Your task:
A faithful transcription of all the data is required.

======== Given records ========

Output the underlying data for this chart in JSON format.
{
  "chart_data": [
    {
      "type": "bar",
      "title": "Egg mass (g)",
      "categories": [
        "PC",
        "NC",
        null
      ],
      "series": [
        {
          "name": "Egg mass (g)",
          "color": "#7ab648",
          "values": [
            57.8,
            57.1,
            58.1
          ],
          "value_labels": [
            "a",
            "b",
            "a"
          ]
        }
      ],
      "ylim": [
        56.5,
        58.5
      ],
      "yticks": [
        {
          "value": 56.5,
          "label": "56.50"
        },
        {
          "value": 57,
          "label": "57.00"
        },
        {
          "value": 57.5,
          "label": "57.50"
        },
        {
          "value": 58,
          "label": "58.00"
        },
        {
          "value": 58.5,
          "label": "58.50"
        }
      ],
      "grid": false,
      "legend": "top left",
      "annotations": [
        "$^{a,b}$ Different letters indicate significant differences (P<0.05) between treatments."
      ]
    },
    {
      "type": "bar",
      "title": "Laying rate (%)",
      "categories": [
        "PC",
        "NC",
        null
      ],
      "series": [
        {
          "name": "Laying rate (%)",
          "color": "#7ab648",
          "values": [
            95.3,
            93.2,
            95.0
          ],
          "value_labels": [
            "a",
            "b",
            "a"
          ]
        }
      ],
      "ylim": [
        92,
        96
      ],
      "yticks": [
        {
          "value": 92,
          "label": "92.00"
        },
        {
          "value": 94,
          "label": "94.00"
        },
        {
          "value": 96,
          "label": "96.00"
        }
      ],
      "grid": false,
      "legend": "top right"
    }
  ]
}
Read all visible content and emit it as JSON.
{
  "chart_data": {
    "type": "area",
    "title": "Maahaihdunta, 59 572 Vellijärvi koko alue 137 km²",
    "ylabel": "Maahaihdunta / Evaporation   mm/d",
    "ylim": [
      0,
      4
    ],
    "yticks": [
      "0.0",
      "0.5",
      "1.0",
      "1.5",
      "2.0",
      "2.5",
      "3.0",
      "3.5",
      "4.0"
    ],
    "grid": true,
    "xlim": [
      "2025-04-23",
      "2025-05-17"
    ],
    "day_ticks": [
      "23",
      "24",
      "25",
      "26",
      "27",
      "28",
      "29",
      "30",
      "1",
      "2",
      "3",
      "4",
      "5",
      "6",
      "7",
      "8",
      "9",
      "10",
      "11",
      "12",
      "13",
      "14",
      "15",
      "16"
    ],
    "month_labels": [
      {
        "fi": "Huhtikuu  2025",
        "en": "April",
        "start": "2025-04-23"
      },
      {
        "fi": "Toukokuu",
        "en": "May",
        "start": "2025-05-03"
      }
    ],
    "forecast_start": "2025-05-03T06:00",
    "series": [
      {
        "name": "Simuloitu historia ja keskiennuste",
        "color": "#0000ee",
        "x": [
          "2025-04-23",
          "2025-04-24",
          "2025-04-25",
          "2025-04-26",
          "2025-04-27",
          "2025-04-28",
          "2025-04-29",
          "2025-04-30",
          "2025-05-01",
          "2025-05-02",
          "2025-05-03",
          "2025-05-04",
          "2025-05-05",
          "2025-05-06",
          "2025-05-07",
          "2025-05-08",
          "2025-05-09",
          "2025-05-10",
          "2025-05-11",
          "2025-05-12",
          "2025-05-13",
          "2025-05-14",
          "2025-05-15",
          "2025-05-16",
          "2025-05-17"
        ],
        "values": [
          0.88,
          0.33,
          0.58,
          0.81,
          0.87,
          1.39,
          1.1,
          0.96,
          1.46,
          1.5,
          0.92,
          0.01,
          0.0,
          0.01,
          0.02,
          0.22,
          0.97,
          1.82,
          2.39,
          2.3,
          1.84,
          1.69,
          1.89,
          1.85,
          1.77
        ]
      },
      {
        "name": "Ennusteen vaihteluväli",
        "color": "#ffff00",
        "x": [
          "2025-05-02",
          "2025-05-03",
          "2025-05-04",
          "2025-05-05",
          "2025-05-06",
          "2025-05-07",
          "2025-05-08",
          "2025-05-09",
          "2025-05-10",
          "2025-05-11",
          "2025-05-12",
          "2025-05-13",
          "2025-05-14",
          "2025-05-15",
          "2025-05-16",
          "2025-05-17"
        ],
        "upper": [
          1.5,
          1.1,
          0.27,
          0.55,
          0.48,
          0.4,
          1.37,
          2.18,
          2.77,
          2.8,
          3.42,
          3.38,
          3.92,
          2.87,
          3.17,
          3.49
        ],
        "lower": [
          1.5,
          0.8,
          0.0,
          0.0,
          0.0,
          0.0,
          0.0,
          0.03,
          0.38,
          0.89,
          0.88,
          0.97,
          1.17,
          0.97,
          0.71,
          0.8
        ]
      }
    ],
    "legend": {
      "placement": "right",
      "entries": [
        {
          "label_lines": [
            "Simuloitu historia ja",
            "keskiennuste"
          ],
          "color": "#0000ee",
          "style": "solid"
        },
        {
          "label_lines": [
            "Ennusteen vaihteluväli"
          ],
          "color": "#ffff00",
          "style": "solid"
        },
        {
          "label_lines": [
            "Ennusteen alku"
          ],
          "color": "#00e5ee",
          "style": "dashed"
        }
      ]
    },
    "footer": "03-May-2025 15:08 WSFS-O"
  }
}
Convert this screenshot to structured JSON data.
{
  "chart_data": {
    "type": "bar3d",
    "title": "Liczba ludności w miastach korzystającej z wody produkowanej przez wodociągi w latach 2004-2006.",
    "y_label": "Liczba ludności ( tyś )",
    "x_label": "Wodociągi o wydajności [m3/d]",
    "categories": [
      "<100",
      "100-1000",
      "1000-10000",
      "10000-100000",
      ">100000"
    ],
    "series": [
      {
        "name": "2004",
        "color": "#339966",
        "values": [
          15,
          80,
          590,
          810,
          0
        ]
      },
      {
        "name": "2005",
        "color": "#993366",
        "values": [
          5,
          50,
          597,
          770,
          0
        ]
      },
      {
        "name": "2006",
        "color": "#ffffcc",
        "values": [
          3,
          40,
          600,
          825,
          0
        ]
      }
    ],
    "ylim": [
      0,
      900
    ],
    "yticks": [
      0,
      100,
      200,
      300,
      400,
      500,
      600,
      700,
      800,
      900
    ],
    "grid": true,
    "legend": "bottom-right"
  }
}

========

The response:
Output the underlying data for this chart in JSON format.
{
  "chart_data": [
    {
      "type": "bar",
      "title": "Egg mass (g)",
      "categories": [
        "PC",
        "NC",
        null
      ],
      "series": [
        {
          "name": "Egg mass (g)",
          "color": "#7ab648",
          "values": [
            57.8,
            57.1,
            58.1
          ],
          "value_labels": [
            "a",
            "b",
            "a"
          ]
        }
      ],
      "ylim": [
        56.5,
        58.5
      ],
      "yticks": [
        {
          "value": 56.5,
          "label": "56.50"
        },
        {
          "value": 57,
          "label": "57.00"
        },
        {
          "value": 57.5,
          "label": "57.50"
        },
        {
          "value": 58,
          "label": "58.00"
        },
        {
          "value": 58.5,
          "label": "58.50"
        }
      ],
      "grid": false,
      "legend": "top left",
      "annotations": [
        "$^{a,b}$ Different letters indicate significant differences (P<0.05) between treatments."
      ]
    },
    {
      "type": "bar",
      "title": "Laying rate (%)",
      "categories": [
        "PC",
        "NC",
        null
      ],
      "series": [
        {
          "name": "Laying rate (%)",
          "color": "#7ab648",
          "values": [
            95.3,
            93.2,
            95.0
          ],
          "value_labels": [
            "a",
            "b",
            "a"
          ]
        }
      ],
      "ylim": [
        92,
        96
      ],
      "yticks": [
        {
          "value": 92,
          "label": "92.00"
        },
        {
          "value": 94,
          "label": "94.00"
        },
        {
          "value": 96,
          "label": "96.00"
        }
      ],
      "grid": false,
      "legend": "top right"
    }
  ]
}
Read all visible content and emit it as JSON.
{
  "chart_data": {
    "type": "area",
    "title": "Maahaihdunta, 59 572 Vellijärvi koko alue 137 km²",
    "ylabel": "Maahaihdunta / Evaporation   mm/d",
    "ylim": [
      0,
      4
    ],
    "yticks": [
      "0.0",
      "0.5",
      "1.0",
      "1.5",
      "2.0",
      "2.5",
      "3.0",
      "3.5",
      "4.0"
    ],
    "grid": true,
    "xlim": [
      "2025-04-23",
      "2025-05-17"
    ],
    "day_ticks": [
      "23",
      "24",
      "25",
      "26",
      "27",
      "28",
      "29",
      "30",
      "1",
      "2",
      "3",
      "4",
      "5",
      "6",
      "7",
      "8",
      "9",
      "10",
      "11",
      "12",
      "13",
      "14",
      "15",
      "16"
    ],
    "month_labels": [
      {
        "fi": "Huhtikuu  2025",
        "en": "April",
        "start": "2025-04-23"
      },
      {
        "fi": "Toukokuu",
        "en": "May",
        "start": "2025-05-03"
      }
    ],
    "forecast_start": "2025-05-03T06:00",
    "series": [
      {
        "name": "Simuloitu historia ja keskiennuste",
        "color": "#0000ee",
        "x": [
          "2025-04-23",
          "2025-04-24",
          "2025-04-25",
          "2025-04-26",
          "2025-04-27",
          "2025-04-28",
          "2025-04-29",
          "2025-04-30",
          "2025-05-01",
          "2025-05-02",
          "2025-05-03",
          "2025-05-04",
          "2025-05-05",
          "2025-05-06",
          "2025-05-07",
          "2025-05-08",
          "2025-05-09",
          "2025-05-10",
          "2025-05-11",
          "2025-05-12",
          "2025-05-13",
          "2025-05-14",
          "2025-05-15",
          "2025-05-16",
          "2025-05-17"
        ],
        "values": [
          0.88,
          0.33,
          0.58,
          0.81,
          0.87,
          1.39,
          1.1,
          0.96,
          1.46,
          1.5,
          0.92,
          0.01,
          0.0,
          0.01,
          0.02,
          0.22,
          0.97,
          1.82,
          2.39,
          2.3,
          1.84,
          1.69,
          1.89,
          1.85,
          1.77
        ]
      },
      {
        "name": "Ennusteen vaihteluväli",
        "color": "#ffff00",
        "x": [
          "2025-05-02",
          "2025-05-03",
          "2025-05-04",
          "2025-05-05",
          "2025-05-06",
          "2025-05-07",
          "2025-05-08",
          "2025-05-09",
          "2025-05-10",
          "2025-05-11",
          "2025-05-12",
          "2025-05-13",
          "2025-05-14",
          "2025-05-15",
          "2025-05-16",
          "2025-05-17"
        ],
        "upper": [
          1.5,
          1.1,
          0.27,
          0.55,
          0.48,
          0.4,
          1.37,
          2.18,
          2.77,
          2.8,
          3.42,
          3.38,
          3.92,
          2.87,
          3.17,
          3.49
        ],
        "lower": [
          1.5,
          0.8,
          0.0,
          0.0,
          0.0,
          0.0,
          0.0,
          0.03,
          0.38,
          0.89,
          0.88,
          0.97,
          1.17,
          0.97,
          0.71,
          0.8
        ]
      }
    ],
    "legend": {
      "placement": "right",
      "entries": [
        {
          "label_lines": [
            "Simuloitu historia ja",
            "keskiennuste"
          ],
          "color": "#0000ee",
          "style": "solid"
        },
        {
          "label_lines": [
            "Ennusteen vaihteluväli"
          ],
          "color": "#ffff00",
          "style": "solid"
        },
        {
          "label_lines": [
            "Ennusteen alku"
          ],
          "color": "#00e5ee",
          "style": "dashed"
        }
      ]
    },
    "footer": "03-May-2025 15:08 WSFS-O"
  }
}
Convert this screenshot to structured JSON data.
{
  "chart_data": {
    "type": "bar3d",
    "title": "Liczba ludności w miastach korzystającej z wody produkowanej przez wodociągi w latach 2004-2006.",
    "y_label": "Liczba ludności ( tyś )",
    "x_label": "Wodociągi o wydajności [m3/d]",
    "categories": [
      "<100",
      "100-1000",
      "1000-10000",
      "10000-100000",
      ">100000"
    ],
    "series": [
      {
        "name": "2004",
        "color": "#339966",
        "values": [
          15,
          80,
          590,
          810,
          0
        ]
      },
      {
        "name": "2005",
        "color": "#993366",
        "values": [
          5,
          50,
          597,
          770,
          0
        ]
      },
      {
        "name": "2006",
        "color": "#ffffcc",
        "values": [
          3,
          40,
          600,
          825,
          0
        ]
      }
    ],
    "ylim": [
      0,
      900
    ],
    "yticks": [
      0,
      100,
      200,
      300,
      400,
      500,
      600,
      700,
      800,
      900
    ],
    "grid": true,
    "legend": "bottom-right"
  }
}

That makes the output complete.